> _Job_:
The entries below need to be written out exactly, with no pictures included.

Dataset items
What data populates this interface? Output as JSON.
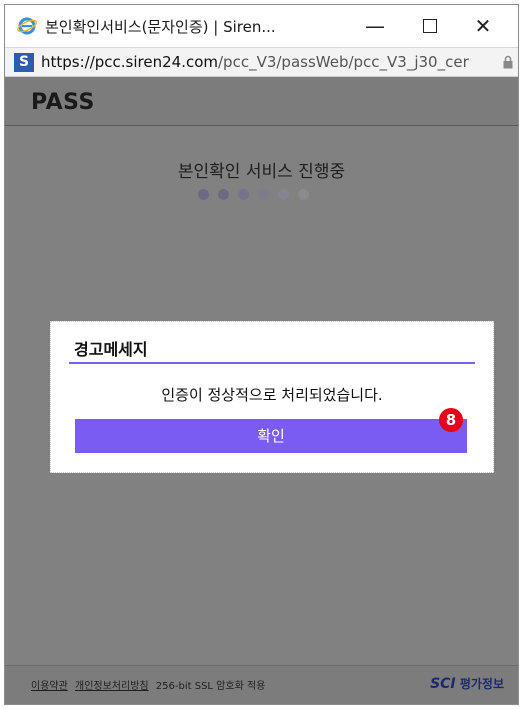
{
  "window": {
    "title": "본인확인서비스(문자인증) | Siren...",
    "url_host": "https://pcc.siren24.com",
    "url_path": "/pcc_V3/passWeb/pcc_V3_j30_cer"
  },
  "header": {
    "logo": "PASS"
  },
  "progress": {
    "text": "본인확인 서비스 진행중",
    "dot_colors": [
      "#6e6a86",
      "#6e6a86",
      "#77738d",
      "#7d7b8d",
      "#858490",
      "#8b8b8f"
    ]
  },
  "dialog": {
    "title": "경고메세지",
    "message": "인증이 정상적으로 처리되었습니다.",
    "confirm_label": "확인",
    "badge": "8"
  },
  "footer": {
    "terms": "이용약관",
    "privacy": "개인정보처리방침",
    "ssl": "256-bit SSL 암호화 적용",
    "brand_sci": "SCI",
    "brand_text": "평가정보"
  },
  "colors": {
    "accent": "#7b5cf3",
    "overlay": "#818181",
    "badge": "#e8001a"
  }
}
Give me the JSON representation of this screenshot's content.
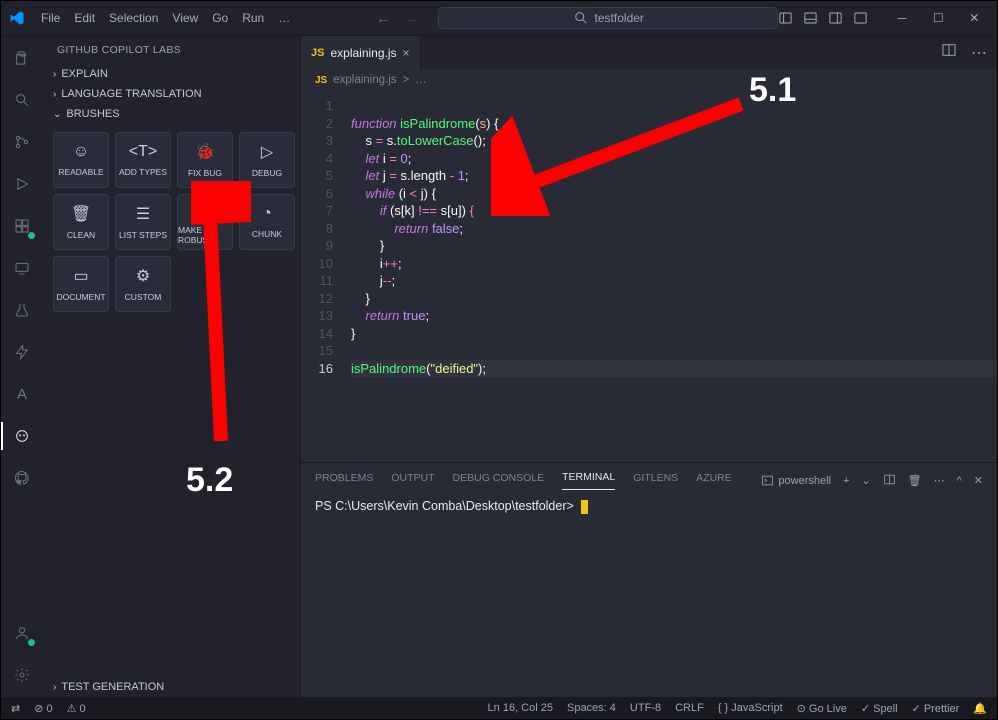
{
  "menu": [
    "File",
    "Edit",
    "Selection",
    "View",
    "Go",
    "Run",
    "…"
  ],
  "search_placeholder": "testfolder",
  "activity_bar": {
    "top": [
      "files-icon",
      "search-icon",
      "source-control-icon",
      "run-debug-icon",
      "extensions-icon",
      "remote-icon",
      "test-icon",
      "bolt-icon",
      "azure-a-icon",
      "copilot-icon",
      "github-icon"
    ],
    "bottom": [
      "account-icon",
      "settings-icon"
    ]
  },
  "sidebar": {
    "title": "GITHUB COPILOT LABS",
    "sections": [
      {
        "label": "EXPLAIN",
        "expanded": false
      },
      {
        "label": "LANGUAGE TRANSLATION",
        "expanded": false
      },
      {
        "label": "BRUSHES",
        "expanded": true
      },
      {
        "label": "TEST GENERATION",
        "expanded": false
      }
    ],
    "brushes": [
      {
        "icon": "☺",
        "label": "READABLE"
      },
      {
        "icon": "<T>",
        "label": "ADD TYPES"
      },
      {
        "icon": "🐞",
        "label": "FIX BUG"
      },
      {
        "icon": "▷",
        "label": "DEBUG"
      },
      {
        "icon": "🗑",
        "label": "CLEAN"
      },
      {
        "icon": "☰",
        "label": "LIST STEPS"
      },
      {
        "icon": "🛡",
        "label": "MAKE ROBUST"
      },
      {
        "icon": "◔",
        "label": "CHUNK"
      },
      {
        "icon": "▭",
        "label": "DOCUMENT"
      },
      {
        "icon": "⚙",
        "label": "CUSTOM"
      }
    ]
  },
  "tab": {
    "filename": "explaining.js",
    "close": "×"
  },
  "breadcrumb": {
    "file": "explaining.js",
    "sep": ">",
    "more": "…"
  },
  "code_lines": [
    "1",
    "2",
    "3",
    "4",
    "5",
    "6",
    "7",
    "8",
    "9",
    "10",
    "11",
    "12",
    "13",
    "14",
    "15",
    "16"
  ],
  "panel_tabs": [
    "PROBLEMS",
    "OUTPUT",
    "DEBUG CONSOLE",
    "TERMINAL",
    "GITLENS",
    "AZURE"
  ],
  "panel_active": "TERMINAL",
  "terminal": {
    "shell_label": "powershell",
    "prompt": "PS C:\\Users\\Kevin Comba\\Desktop\\testfolder>"
  },
  "status": {
    "left": [
      "⊘ 0",
      "⚠ 0"
    ],
    "right": [
      "Ln 16, Col 25",
      "Spaces: 4",
      "UTF-8",
      "CRLF",
      "{ } JavaScript",
      "⊙ Go Live",
      "✓ Spell",
      "✓ Prettier",
      "🔔"
    ]
  },
  "annotations": {
    "a1": "5.1",
    "a2": "5.2"
  }
}
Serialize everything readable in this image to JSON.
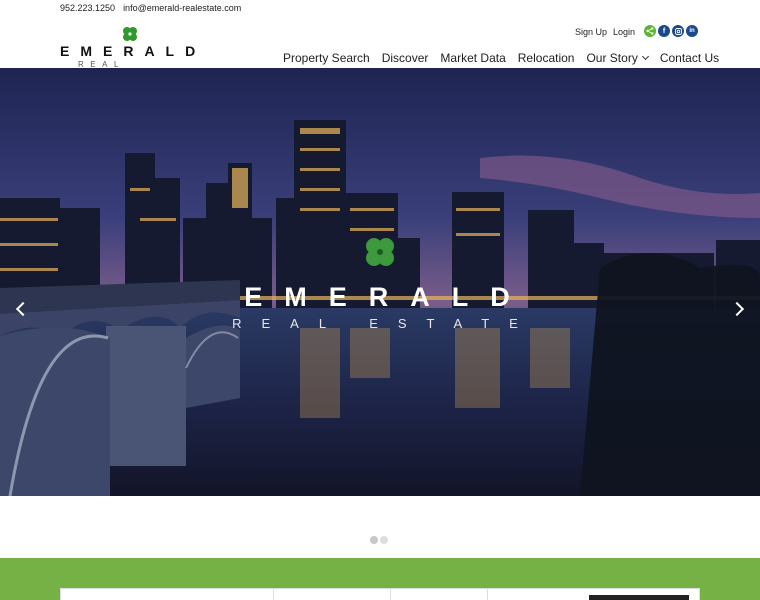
{
  "topbar": {
    "phone": "952.223.1250",
    "email": "info@emerald-realestate.com"
  },
  "brand": {
    "name": "EMERALD",
    "tagline": "REAL ESTATE",
    "accent": "#2e9a2e"
  },
  "auth": {
    "signup": "Sign Up",
    "login": "Login"
  },
  "social": [
    {
      "icon": "share-icon",
      "color": "#5cb531"
    },
    {
      "icon": "facebook-icon",
      "color": "#1a4a8c"
    },
    {
      "icon": "instagram-icon",
      "color": "#1a4a8c"
    },
    {
      "icon": "linkedin-icon",
      "color": "#1a4a8c"
    }
  ],
  "nav": {
    "items": [
      {
        "label": "Property Search"
      },
      {
        "label": "Discover"
      },
      {
        "label": "Market Data"
      },
      {
        "label": "Relocation"
      },
      {
        "label": "Our Story"
      },
      {
        "label": "Contact Us"
      }
    ]
  },
  "hero": {
    "title": "EMERALD",
    "subtitle": "REAL ESTATE"
  },
  "slider": {
    "slide_count": 2,
    "active": 1
  },
  "colors": {
    "band": "#75b145"
  }
}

> _Written reply_:
What data populates this interface? Output as JSON.
{
  "window": {
    "title": "본인확인서비스(문자인증) | Siren...",
    "url_host": "https://pcc.siren24.com",
    "url_path": "/pcc_V3/passWeb/pcc_V3_j30_cer"
  },
  "header": {
    "logo": "PASS"
  },
  "progress": {
    "text": "본인확인 서비스 진행중",
    "dot_colors": [
      "#6e6a86",
      "#6e6a86",
      "#77738d",
      "#7d7b8d",
      "#858490",
      "#8b8b8f"
    ]
  },
  "dialog": {
    "title": "경고메세지",
    "message": "인증이 정상적으로 처리되었습니다.",
    "confirm_label": "확인",
    "badge": "8"
  },
  "footer": {
    "terms": "이용약관",
    "privacy": "개인정보처리방침",
    "ssl": "256-bit SSL 암호화 적용",
    "brand_sci": "SCI",
    "brand_text": "평가정보"
  },
  "colors": {
    "accent": "#7b5cf3",
    "overlay": "#818181",
    "badge": "#e8001a"
  }
}
Give me the JSON representation of this screenshot's content.
{
  "menu": [
    "File",
    "Edit",
    "Selection",
    "View",
    "Go",
    "Run",
    "…"
  ],
  "search_placeholder": "testfolder",
  "activity_bar": {
    "top": [
      "files-icon",
      "search-icon",
      "source-control-icon",
      "run-debug-icon",
      "extensions-icon",
      "remote-icon",
      "test-icon",
      "bolt-icon",
      "azure-a-icon",
      "copilot-icon",
      "github-icon"
    ],
    "bottom": [
      "account-icon",
      "settings-icon"
    ]
  },
  "sidebar": {
    "title": "GITHUB COPILOT LABS",
    "sections": [
      {
        "label": "EXPLAIN",
        "expanded": false
      },
      {
        "label": "LANGUAGE TRANSLATION",
        "expanded": false
      },
      {
        "label": "BRUSHES",
        "expanded": true
      },
      {
        "label": "TEST GENERATION",
        "expanded": false
      }
    ],
    "brushes": [
      {
        "icon": "☺",
        "label": "READABLE"
      },
      {
        "icon": "<T>",
        "label": "ADD TYPES"
      },
      {
        "icon": "🐞",
        "label": "FIX BUG"
      },
      {
        "icon": "▷",
        "label": "DEBUG"
      },
      {
        "icon": "🗑",
        "label": "CLEAN"
      },
      {
        "icon": "☰",
        "label": "LIST STEPS"
      },
      {
        "icon": "🛡",
        "label": "MAKE ROBUST"
      },
      {
        "icon": "◔",
        "label": "CHUNK"
      },
      {
        "icon": "▭",
        "label": "DOCUMENT"
      },
      {
        "icon": "⚙",
        "label": "CUSTOM"
      }
    ]
  },
  "tab": {
    "filename": "explaining.js",
    "close": "×"
  },
  "breadcrumb": {
    "file": "explaining.js",
    "sep": ">",
    "more": "…"
  },
  "code_lines": [
    "1",
    "2",
    "3",
    "4",
    "5",
    "6",
    "7",
    "8",
    "9",
    "10",
    "11",
    "12",
    "13",
    "14",
    "15",
    "16"
  ],
  "panel_tabs": [
    "PROBLEMS",
    "OUTPUT",
    "DEBUG CONSOLE",
    "TERMINAL",
    "GITLENS",
    "AZURE"
  ],
  "panel_active": "TERMINAL",
  "terminal": {
    "shell_label": "powershell",
    "prompt": "PS C:\\Users\\Kevin Comba\\Desktop\\testfolder>"
  },
  "status": {
    "left": [
      "⊘ 0",
      "⚠ 0"
    ],
    "right": [
      "Ln 16, Col 25",
      "Spaces: 4",
      "UTF-8",
      "CRLF",
      "{ } JavaScript",
      "⊙ Go Live",
      "✓ Spell",
      "✓ Prettier",
      "🔔"
    ]
  },
  "annotations": {
    "a1": "5.1",
    "a2": "5.2"
  }
}
Serialize everything readable in this image to JSON.
{
  "topbar": {
    "phone": "952.223.1250",
    "email": "info@emerald-realestate.com"
  },
  "brand": {
    "name": "EMERALD",
    "tagline": "REAL ESTATE",
    "accent": "#2e9a2e"
  },
  "auth": {
    "signup": "Sign Up",
    "login": "Login"
  },
  "social": [
    {
      "icon": "share-icon",
      "color": "#5cb531"
    },
    {
      "icon": "facebook-icon",
      "color": "#1a4a8c"
    },
    {
      "icon": "instagram-icon",
      "color": "#1a4a8c"
    },
    {
      "icon": "linkedin-icon",
      "color": "#1a4a8c"
    }
  ],
  "nav": {
    "items": [
      {
        "label": "Property Search"
      },
      {
        "label": "Discover"
      },
      {
        "label": "Market Data"
      },
      {
        "label": "Relocation"
      },
      {
        "label": "Our Story"
      },
      {
        "label": "Contact Us"
      }
    ]
  },
  "hero": {
    "title": "EMERALD",
    "subtitle": "REAL ESTATE"
  },
  "slider": {
    "slide_count": 2,
    "active": 1
  },
  "colors": {
    "band": "#75b145"
  }
}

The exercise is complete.